(Extracted records)

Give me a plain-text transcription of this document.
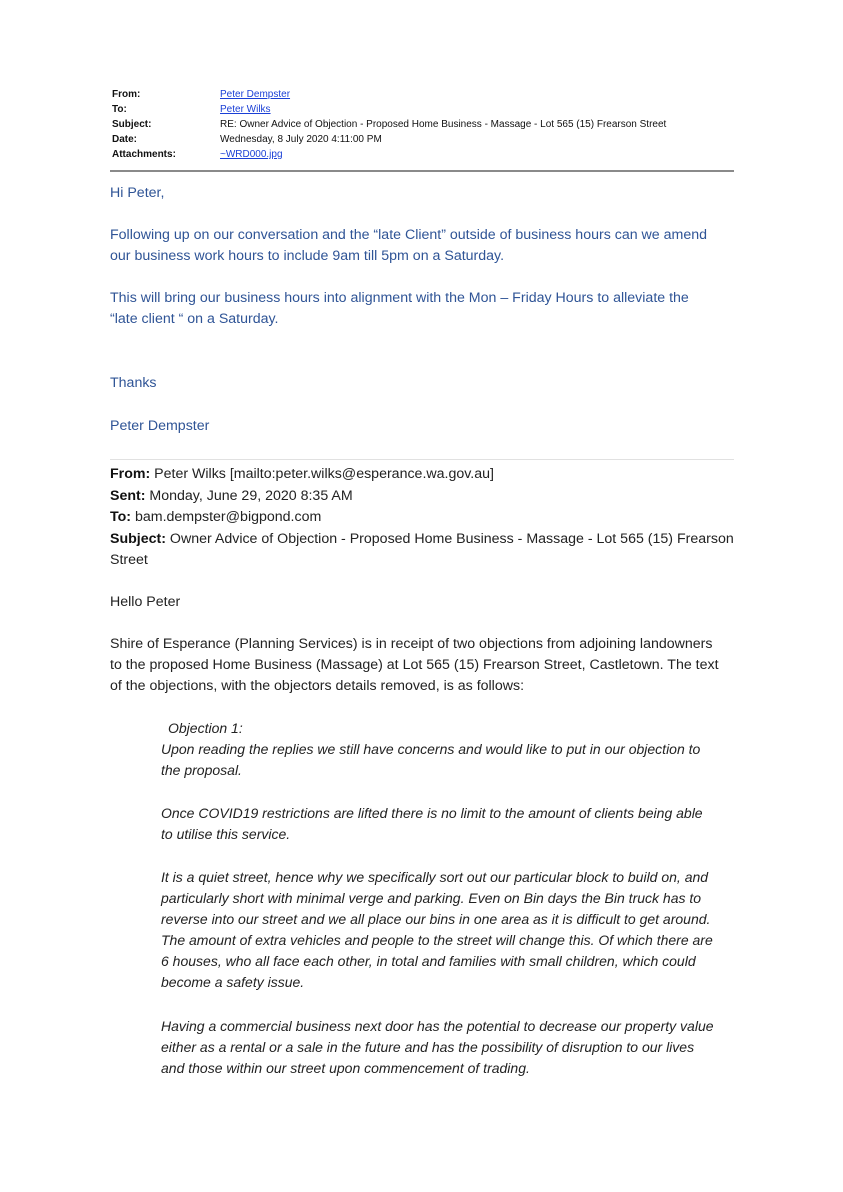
From:	Peter Dempster
To:	Peter Wilks
Subject:	RE: Owner Advice of Objection - Proposed Home Business - Massage - Lot 565 (15) Frearson Street
Date:	Wednesday, 8 July 2020 4:11:00 PM
Attachments:	~WRD000.jpg
Hi Peter,
Following up on our conversation and the “late Client” outside of business hours can we amend
our business work hours to include 9am till 5pm on a Saturday.
This will bring our business hours into alignment with the Mon – Friday Hours to alleviate the
“late client “ on a Saturday.
Thanks
Peter Dempster
From: Peter Wilks [mailto:peter.wilks@esperance.wa.gov.au]
Sent: Monday, June 29, 2020 8:35 AM
To: bam.dempster@bigpond.com
Subject: Owner Advice of Objection - Proposed Home Business - Massage - Lot 565 (15) Frearson
Street
Hello Peter
Shire of Esperance (Planning Services) is in receipt of two objections from adjoining landowners
to the proposed Home Business (Massage) at Lot 565 (15) Frearson Street, Castletown. The text
of the objections, with the objectors details removed, is as follows:
Objection 1:
Upon reading the replies we still have concerns and would like to put in our objection to
the proposal.
Once COVID19 restrictions are lifted there is no limit to the amount of clients being able
to utilise this service.
It is a quiet street, hence why we specifically sort out our particular block to build on, and
particularly short with minimal verge and parking. Even on Bin days the Bin truck has to
reverse into our street and we all place our bins in one area as it is difficult to get around.
The amount of extra vehicles and people to the street will change this. Of which there are
6 houses, who all face each other, in total and families with small children, which could
become a safety issue.
Having a commercial business next door has the potential to decrease our property value
either as a rental or a sale in the future and has the possibility of disruption to our lives
and those within our street upon commencement of trading.
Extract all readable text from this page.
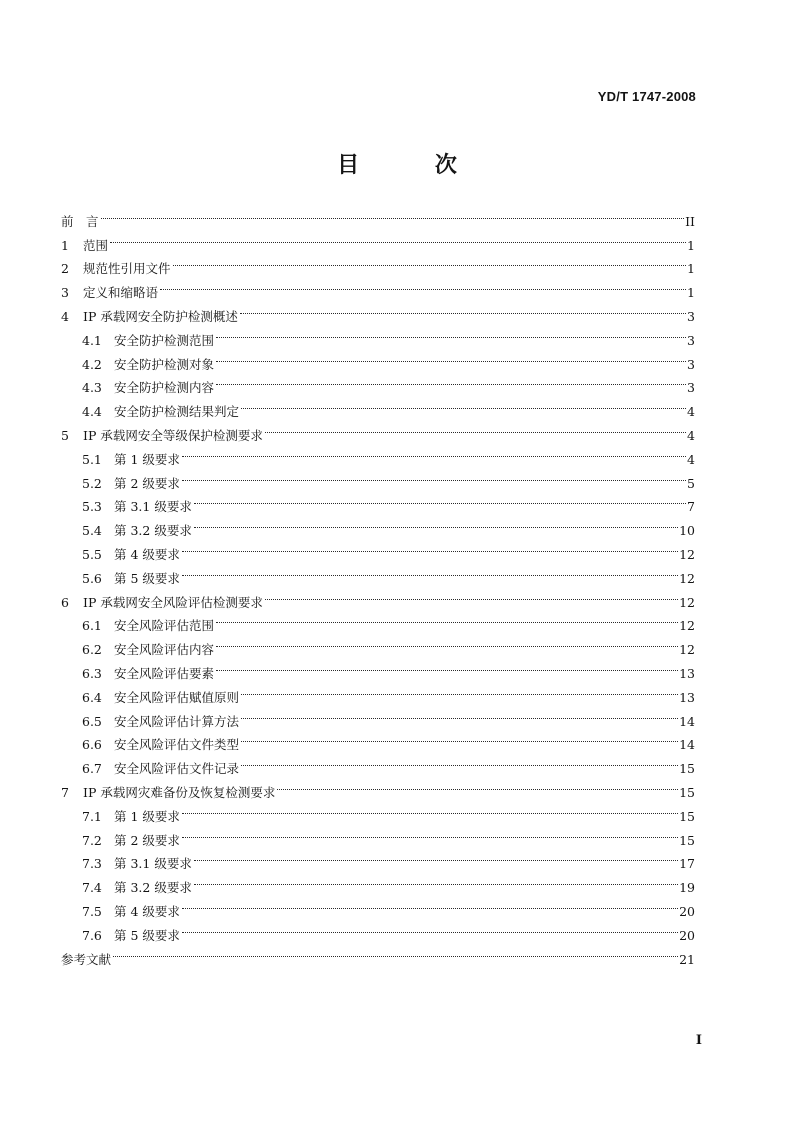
YD/T 1747-2008
目 次
前　言	II
1	范围	1
2	规范性引用文件	1
3	定义和缩略语	1
4	IP 承载网安全防护检测概述	3
4.1 安全防护检测范围	3
4.2 安全防护检测对象	3
4.3 安全防护检测内容	3
4.4 安全防护检测结果判定	4
5	IP 承载网安全等级保护检测要求	4
5.1 第 1 级要求	4
5.2 第 2 级要求	5
5.3 第 3.1 级要求	7
5.4 第 3.2 级要求	10
5.5 第 4 级要求	12
5.6 第 5 级要求	12
6	IP 承载网安全风险评估检测要求	12
6.1 安全风险评估范围	12
6.2 安全风险评估内容	12
6.3 安全风险评估要素	13
6.4 安全风险评估赋值原则	13
6.5 安全风险评估计算方法	14
6.6 安全风险评估文件类型	14
6.7 安全风险评估文件记录	15
7	IP 承载网灾难备份及恢复检测要求	15
7.1 第 1 级要求	15
7.2 第 2 级要求	15
7.3 第 3.1 级要求	17
7.4 第 3.2 级要求	19
7.5 第 4 级要求	20
7.6 第 5 级要求	20
参考文献	21
I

Aim of the task: Search the preceding listing for "Massage" and extract every line where it is found.

Result of the task:
Subject:	RE: Owner Advice of Objection - Proposed Home Business - Massage - Lot 565 (15) Frearson Street
Subject: Owner Advice of Objection - Proposed Home Business - Massage - Lot 565 (15) Frearson
to the proposed Home Business (Massage) at Lot 565 (15) Frearson Street, Castletown. The text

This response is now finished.